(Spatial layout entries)
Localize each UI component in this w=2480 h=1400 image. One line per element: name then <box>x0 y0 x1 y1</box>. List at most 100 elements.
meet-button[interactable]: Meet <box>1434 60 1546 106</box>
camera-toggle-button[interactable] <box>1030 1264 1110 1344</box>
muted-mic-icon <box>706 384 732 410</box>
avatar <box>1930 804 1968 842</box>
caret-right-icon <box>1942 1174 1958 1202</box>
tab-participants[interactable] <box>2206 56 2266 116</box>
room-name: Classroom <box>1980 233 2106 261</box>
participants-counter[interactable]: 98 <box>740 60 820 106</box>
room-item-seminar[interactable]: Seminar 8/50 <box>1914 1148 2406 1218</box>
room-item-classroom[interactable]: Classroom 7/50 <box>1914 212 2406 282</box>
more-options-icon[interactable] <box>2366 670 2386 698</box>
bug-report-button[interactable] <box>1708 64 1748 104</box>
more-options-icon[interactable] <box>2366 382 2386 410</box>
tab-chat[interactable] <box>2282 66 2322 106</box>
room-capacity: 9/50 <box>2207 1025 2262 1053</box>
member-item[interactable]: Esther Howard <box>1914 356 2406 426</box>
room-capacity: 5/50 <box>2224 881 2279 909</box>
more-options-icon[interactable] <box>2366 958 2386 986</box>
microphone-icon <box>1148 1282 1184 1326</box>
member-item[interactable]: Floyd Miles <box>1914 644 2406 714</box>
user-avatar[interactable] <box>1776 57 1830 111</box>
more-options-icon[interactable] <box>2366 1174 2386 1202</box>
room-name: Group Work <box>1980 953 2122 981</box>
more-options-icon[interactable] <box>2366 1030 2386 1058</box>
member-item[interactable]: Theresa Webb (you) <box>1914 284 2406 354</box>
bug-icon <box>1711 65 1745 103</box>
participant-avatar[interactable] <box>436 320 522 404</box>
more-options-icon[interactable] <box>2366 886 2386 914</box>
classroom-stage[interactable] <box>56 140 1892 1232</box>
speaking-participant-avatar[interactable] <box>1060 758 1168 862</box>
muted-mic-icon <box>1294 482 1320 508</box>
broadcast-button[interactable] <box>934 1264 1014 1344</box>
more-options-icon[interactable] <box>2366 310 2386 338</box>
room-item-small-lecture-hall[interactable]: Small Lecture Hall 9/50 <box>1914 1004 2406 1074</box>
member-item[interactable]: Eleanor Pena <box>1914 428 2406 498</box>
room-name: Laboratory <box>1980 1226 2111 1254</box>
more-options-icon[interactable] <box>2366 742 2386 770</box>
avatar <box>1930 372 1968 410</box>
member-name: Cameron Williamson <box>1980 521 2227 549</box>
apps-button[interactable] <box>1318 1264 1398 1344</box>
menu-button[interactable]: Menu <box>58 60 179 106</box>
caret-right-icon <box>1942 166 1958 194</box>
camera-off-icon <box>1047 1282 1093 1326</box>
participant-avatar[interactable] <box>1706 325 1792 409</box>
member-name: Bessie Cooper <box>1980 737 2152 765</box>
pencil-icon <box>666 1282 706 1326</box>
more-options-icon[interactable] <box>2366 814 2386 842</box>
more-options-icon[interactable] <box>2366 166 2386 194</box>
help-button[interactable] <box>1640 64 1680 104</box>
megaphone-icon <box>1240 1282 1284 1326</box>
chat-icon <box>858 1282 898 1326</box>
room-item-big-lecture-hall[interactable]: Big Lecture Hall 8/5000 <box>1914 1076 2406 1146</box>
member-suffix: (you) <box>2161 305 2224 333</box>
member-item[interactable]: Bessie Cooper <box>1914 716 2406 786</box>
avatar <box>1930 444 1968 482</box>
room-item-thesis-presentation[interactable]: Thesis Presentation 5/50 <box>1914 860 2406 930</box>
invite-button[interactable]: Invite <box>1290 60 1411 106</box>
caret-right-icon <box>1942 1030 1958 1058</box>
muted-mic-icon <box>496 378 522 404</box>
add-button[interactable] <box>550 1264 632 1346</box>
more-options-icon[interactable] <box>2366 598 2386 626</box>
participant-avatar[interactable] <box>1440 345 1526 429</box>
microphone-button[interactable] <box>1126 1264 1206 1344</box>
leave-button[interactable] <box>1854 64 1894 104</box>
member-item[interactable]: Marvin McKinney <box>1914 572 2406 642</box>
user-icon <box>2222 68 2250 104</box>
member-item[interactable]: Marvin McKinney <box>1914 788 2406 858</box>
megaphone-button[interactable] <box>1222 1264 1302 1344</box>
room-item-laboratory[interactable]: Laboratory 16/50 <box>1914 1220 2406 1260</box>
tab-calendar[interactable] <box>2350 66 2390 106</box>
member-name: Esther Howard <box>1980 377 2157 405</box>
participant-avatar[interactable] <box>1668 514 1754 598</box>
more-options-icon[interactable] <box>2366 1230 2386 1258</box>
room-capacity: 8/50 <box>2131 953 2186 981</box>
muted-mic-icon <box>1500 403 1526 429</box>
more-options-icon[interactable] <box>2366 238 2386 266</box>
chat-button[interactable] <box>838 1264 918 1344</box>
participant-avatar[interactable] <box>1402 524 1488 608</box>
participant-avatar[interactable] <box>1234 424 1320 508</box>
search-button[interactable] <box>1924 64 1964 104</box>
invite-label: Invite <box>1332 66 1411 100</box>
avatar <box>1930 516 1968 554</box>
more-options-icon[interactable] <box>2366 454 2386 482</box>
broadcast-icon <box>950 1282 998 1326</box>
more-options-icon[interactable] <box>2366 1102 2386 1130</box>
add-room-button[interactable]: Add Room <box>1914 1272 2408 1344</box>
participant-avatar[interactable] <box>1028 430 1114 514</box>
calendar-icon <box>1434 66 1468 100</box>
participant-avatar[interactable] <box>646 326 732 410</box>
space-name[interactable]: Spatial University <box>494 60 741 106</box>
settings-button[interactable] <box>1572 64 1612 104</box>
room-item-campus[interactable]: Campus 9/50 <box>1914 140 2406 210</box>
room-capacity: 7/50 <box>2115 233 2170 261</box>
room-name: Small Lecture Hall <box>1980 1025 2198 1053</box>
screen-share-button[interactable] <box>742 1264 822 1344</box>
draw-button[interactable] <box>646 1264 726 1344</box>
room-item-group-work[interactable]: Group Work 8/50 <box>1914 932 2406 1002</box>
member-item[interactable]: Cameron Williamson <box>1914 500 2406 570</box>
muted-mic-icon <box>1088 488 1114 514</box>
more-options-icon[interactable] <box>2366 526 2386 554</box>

## What to work on
Copy the listing above line for line, without any changes.

## Exercise output
Localize each UI component in this w=2480 h=1400 image. One line per element: name then <box>x0 y0 x1 y1</box>. List at most 100 elements.
meet-button[interactable]: Meet <box>1434 60 1546 106</box>
camera-toggle-button[interactable] <box>1030 1264 1110 1344</box>
muted-mic-icon <box>706 384 732 410</box>
avatar <box>1930 804 1968 842</box>
caret-right-icon <box>1942 1174 1958 1202</box>
tab-participants[interactable] <box>2206 56 2266 116</box>
room-name: Classroom <box>1980 233 2106 261</box>
participants-counter[interactable]: 98 <box>740 60 820 106</box>
room-item-seminar[interactable]: Seminar 8/50 <box>1914 1148 2406 1218</box>
room-item-classroom[interactable]: Classroom 7/50 <box>1914 212 2406 282</box>
more-options-icon[interactable] <box>2366 670 2386 698</box>
bug-report-button[interactable] <box>1708 64 1748 104</box>
more-options-icon[interactable] <box>2366 382 2386 410</box>
tab-chat[interactable] <box>2282 66 2322 106</box>
room-capacity: 9/50 <box>2207 1025 2262 1053</box>
member-item[interactable]: Esther Howard <box>1914 356 2406 426</box>
room-capacity: 5/50 <box>2224 881 2279 909</box>
more-options-icon[interactable] <box>2366 958 2386 986</box>
microphone-icon <box>1148 1282 1184 1326</box>
member-item[interactable]: Floyd Miles <box>1914 644 2406 714</box>
user-avatar[interactable] <box>1776 57 1830 111</box>
more-options-icon[interactable] <box>2366 1174 2386 1202</box>
room-name: Group Work <box>1980 953 2122 981</box>
more-options-icon[interactable] <box>2366 1030 2386 1058</box>
member-item[interactable]: Theresa Webb (you) <box>1914 284 2406 354</box>
bug-icon <box>1711 65 1745 103</box>
participant-avatar[interactable] <box>436 320 522 404</box>
more-options-icon[interactable] <box>2366 886 2386 914</box>
classroom-stage[interactable] <box>56 140 1892 1232</box>
speaking-participant-avatar[interactable] <box>1060 758 1168 862</box>
muted-mic-icon <box>1294 482 1320 508</box>
broadcast-button[interactable] <box>934 1264 1014 1344</box>
more-options-icon[interactable] <box>2366 310 2386 338</box>
room-item-small-lecture-hall[interactable]: Small Lecture Hall 9/50 <box>1914 1004 2406 1074</box>
member-item[interactable]: Eleanor Pena <box>1914 428 2406 498</box>
room-name: Laboratory <box>1980 1226 2111 1254</box>
more-options-icon[interactable] <box>2366 742 2386 770</box>
avatar <box>1930 372 1968 410</box>
member-name: Cameron Williamson <box>1980 521 2227 549</box>
apps-button[interactable] <box>1318 1264 1398 1344</box>
menu-button[interactable]: Menu <box>58 60 179 106</box>
caret-right-icon <box>1942 166 1958 194</box>
camera-off-icon <box>1047 1282 1093 1326</box>
participant-avatar[interactable] <box>1706 325 1792 409</box>
member-name: Bessie Cooper <box>1980 737 2152 765</box>
pencil-icon <box>666 1282 706 1326</box>
more-options-icon[interactable] <box>2366 814 2386 842</box>
more-options-icon[interactable] <box>2366 166 2386 194</box>
help-button[interactable] <box>1640 64 1680 104</box>
megaphone-icon <box>1240 1282 1284 1326</box>
chat-icon <box>858 1282 898 1326</box>
room-item-big-lecture-hall[interactable]: Big Lecture Hall 8/5000 <box>1914 1076 2406 1146</box>
member-suffix: (you) <box>2161 305 2224 333</box>
member-item[interactable]: Bessie Cooper <box>1914 716 2406 786</box>
avatar <box>1930 444 1968 482</box>
room-item-thesis-presentation[interactable]: Thesis Presentation 5/50 <box>1914 860 2406 930</box>
invite-button[interactable]: Invite <box>1290 60 1411 106</box>
caret-right-icon <box>1942 1030 1958 1058</box>
muted-mic-icon <box>496 378 522 404</box>
add-button[interactable] <box>550 1264 632 1346</box>
more-options-icon[interactable] <box>2366 598 2386 626</box>
participant-avatar[interactable] <box>1440 345 1526 429</box>
microphone-button[interactable] <box>1126 1264 1206 1344</box>
leave-button[interactable] <box>1854 64 1894 104</box>
member-item[interactable]: Marvin McKinney <box>1914 572 2406 642</box>
user-icon <box>2222 68 2250 104</box>
member-item[interactable]: Marvin McKinney <box>1914 788 2406 858</box>
megaphone-button[interactable] <box>1222 1264 1302 1344</box>
room-item-laboratory[interactable]: Laboratory 16/50 <box>1914 1220 2406 1260</box>
tab-calendar[interactable] <box>2350 66 2390 106</box>
member-name: Esther Howard <box>1980 377 2157 405</box>
participant-avatar[interactable] <box>1668 514 1754 598</box>
more-options-icon[interactable] <box>2366 1230 2386 1258</box>
room-capacity: 8/50 <box>2131 953 2186 981</box>
muted-mic-icon <box>1500 403 1526 429</box>
more-options-icon[interactable] <box>2366 238 2386 266</box>
chat-button[interactable] <box>838 1264 918 1344</box>
participant-avatar[interactable] <box>1402 524 1488 608</box>
participant-avatar[interactable] <box>1234 424 1320 508</box>
search-button[interactable] <box>1924 64 1964 104</box>
invite-label: Invite <box>1332 66 1411 100</box>
avatar <box>1930 516 1968 554</box>
more-options-icon[interactable] <box>2366 454 2386 482</box>
broadcast-icon <box>950 1282 998 1326</box>
more-options-icon[interactable] <box>2366 1102 2386 1130</box>
add-room-button[interactable]: Add Room <box>1914 1272 2408 1344</box>
participant-avatar[interactable] <box>1028 430 1114 514</box>
calendar-icon <box>1434 66 1468 100</box>
participant-avatar[interactable] <box>646 326 732 410</box>
space-name[interactable]: Spatial University <box>494 60 741 106</box>
settings-button[interactable] <box>1572 64 1612 104</box>
room-item-campus[interactable]: Campus 9/50 <box>1914 140 2406 210</box>
room-capacity: 7/50 <box>2115 233 2170 261</box>
room-name: Small Lecture Hall <box>1980 1025 2198 1053</box>
screen-share-button[interactable] <box>742 1264 822 1344</box>
draw-button[interactable] <box>646 1264 726 1344</box>
room-item-group-work[interactable]: Group Work 8/50 <box>1914 932 2406 1002</box>
member-item[interactable]: Cameron Williamson <box>1914 500 2406 570</box>
muted-mic-icon <box>1088 488 1114 514</box>
more-options-icon[interactable] <box>2366 526 2386 554</box>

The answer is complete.